**Work instructions:**
Each line of the material must be repeated precisely, with the pictures left out.

**Dataset entries:**
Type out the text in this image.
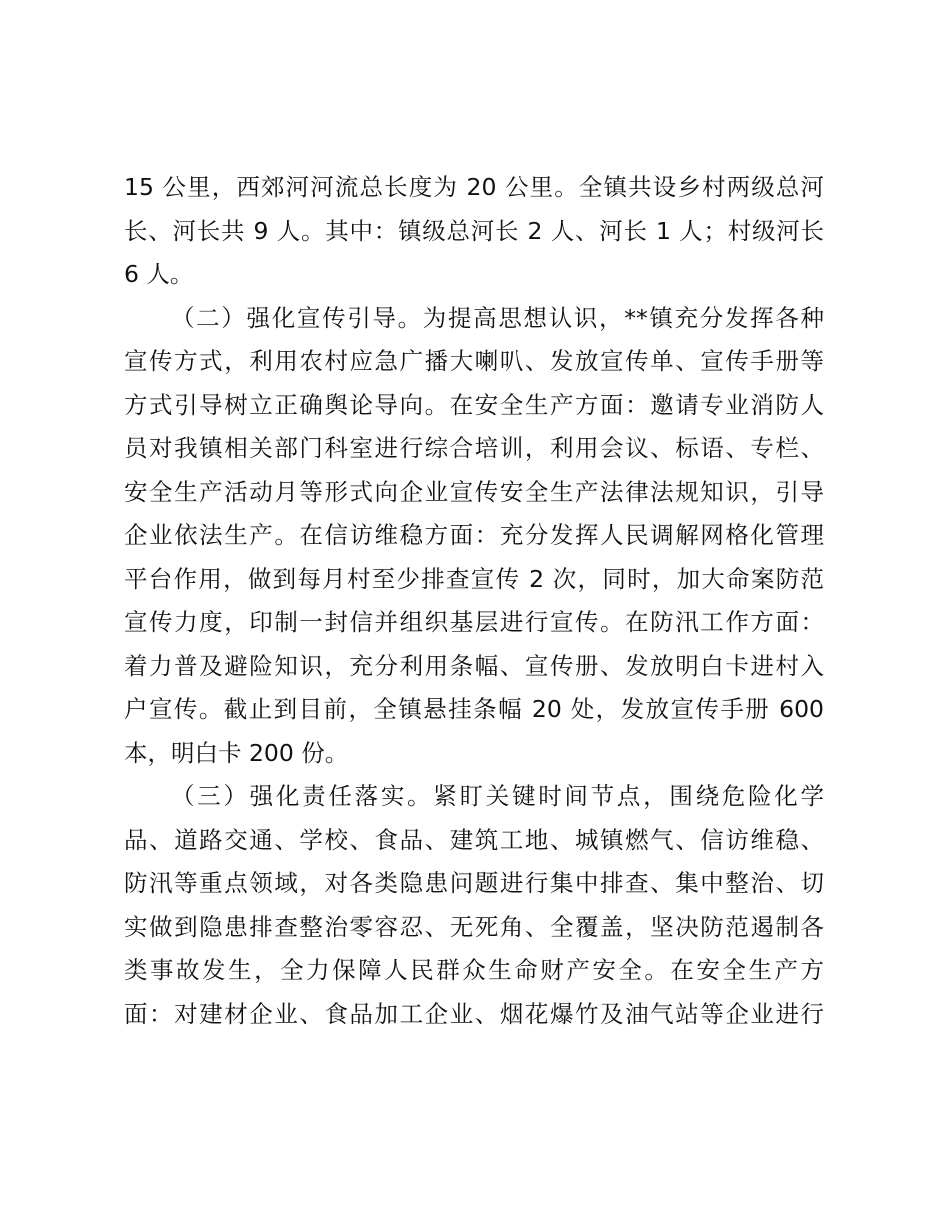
15 公里，西郊河河流总长度为 20 公里。全镇共设乡村两级总河
长、河长共 9 人。其中：镇级总河长 2 人、河长 1 人；村级河长
6 人。
（二）强化宣传引导。为提高思想认识，**镇充分发挥各种
宣传方式，利用农村应急广播大喇叭、发放宣传单、宣传手册等
方式引导树立正确舆论导向。在安全生产方面：邀请专业消防人
员对我镇相关部门科室进行综合培训，利用会议、标语、专栏、
安全生产活动月等形式向企业宣传安全生产法律法规知识，引导
企业依法生产。在信访维稳方面：充分发挥人民调解网格化管理
平台作用，做到每月村至少排查宣传 2 次，同时，加大命案防范
宣传力度，印制一封信并组织基层进行宣传。在防汛工作方面：
着力普及避险知识，充分利用条幅、宣传册、发放明白卡进村入
户宣传。截止到目前，全镇悬挂条幅 20 处，发放宣传手册 600
本，明白卡 200 份。
（三）强化责任落实。紧盯关键时间节点，围绕危险化学
品、道路交通、学校、食品、建筑工地、城镇燃气、信访维稳、
防汛等重点领域，对各类隐患问题进行集中排查、集中整治、切
实做到隐患排查整治零容忍、无死角、全覆盖，坚决防范遏制各
类事故发生，全力保障人民群众生命财产安全。在安全生产方
面：对建材企业、食品加工企业、烟花爆竹及油气站等企业进行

**Complete answer:**
Type out the text in this image.
15 公里，西郊河河流总长度为 20 公里。全镇共设乡村两级总河
长、河长共 9 人。其中：镇级总河长 2 人、河长 1 人；村级河长
6 人。
（二）强化宣传引导。为提高思想认识，**镇充分发挥各种
宣传方式，利用农村应急广播大喇叭、发放宣传单、宣传手册等
方式引导树立正确舆论导向。在安全生产方面：邀请专业消防人
员对我镇相关部门科室进行综合培训，利用会议、标语、专栏、
安全生产活动月等形式向企业宣传安全生产法律法规知识，引导
企业依法生产。在信访维稳方面：充分发挥人民调解网格化管理
平台作用，做到每月村至少排查宣传 2 次，同时，加大命案防范
宣传力度，印制一封信并组织基层进行宣传。在防汛工作方面：
着力普及避险知识，充分利用条幅、宣传册、发放明白卡进村入
户宣传。截止到目前，全镇悬挂条幅 20 处，发放宣传手册 600
本，明白卡 200 份。
（三）强化责任落实。紧盯关键时间节点，围绕危险化学
品、道路交通、学校、食品、建筑工地、城镇燃气、信访维稳、
防汛等重点领域，对各类隐患问题进行集中排查、集中整治、切
实做到隐患排查整治零容忍、无死角、全覆盖，坚决防范遏制各
类事故发生，全力保障人民群众生命财产安全。在安全生产方
面：对建材企业、食品加工企业、烟花爆竹及油气站等企业进行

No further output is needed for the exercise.